-- start --

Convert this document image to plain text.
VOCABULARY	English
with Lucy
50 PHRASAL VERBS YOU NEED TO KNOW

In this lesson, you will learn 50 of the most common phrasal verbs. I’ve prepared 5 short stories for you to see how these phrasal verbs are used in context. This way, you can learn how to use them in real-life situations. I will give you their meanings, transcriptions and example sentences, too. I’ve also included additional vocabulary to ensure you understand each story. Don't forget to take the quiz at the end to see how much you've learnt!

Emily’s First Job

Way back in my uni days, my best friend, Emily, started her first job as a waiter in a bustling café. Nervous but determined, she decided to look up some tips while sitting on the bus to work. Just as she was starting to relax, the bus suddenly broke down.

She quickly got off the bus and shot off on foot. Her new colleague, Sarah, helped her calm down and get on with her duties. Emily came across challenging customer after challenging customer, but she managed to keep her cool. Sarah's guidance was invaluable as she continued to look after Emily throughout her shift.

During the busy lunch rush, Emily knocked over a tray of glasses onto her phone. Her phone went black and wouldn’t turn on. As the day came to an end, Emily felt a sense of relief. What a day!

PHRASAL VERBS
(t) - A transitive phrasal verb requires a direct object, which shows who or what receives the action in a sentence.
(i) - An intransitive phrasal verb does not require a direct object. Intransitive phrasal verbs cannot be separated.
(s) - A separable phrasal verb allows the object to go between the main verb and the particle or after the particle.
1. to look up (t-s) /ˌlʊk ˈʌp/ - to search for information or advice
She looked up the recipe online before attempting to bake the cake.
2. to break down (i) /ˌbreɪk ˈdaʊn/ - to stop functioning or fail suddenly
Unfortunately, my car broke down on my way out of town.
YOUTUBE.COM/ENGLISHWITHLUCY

-- end --

Your goal:
Find each line in the records holding the string "came" and show it.

The result:
She quickly got off the bus and shot off on foot. Her new colleague, Sarah, helped her calm down and get on with her duties. Emily came across challenging customer after challenging customer, but she managed to keep her cool. Sarah's guidance was invaluable as she continued to look after Emily throughout her shift.
During the busy lunch rush, Emily knocked over a tray of glasses onto her phone. Her phone went black and wouldn’t turn on. As the day came to an end, Emily felt a sense of relief. What a day!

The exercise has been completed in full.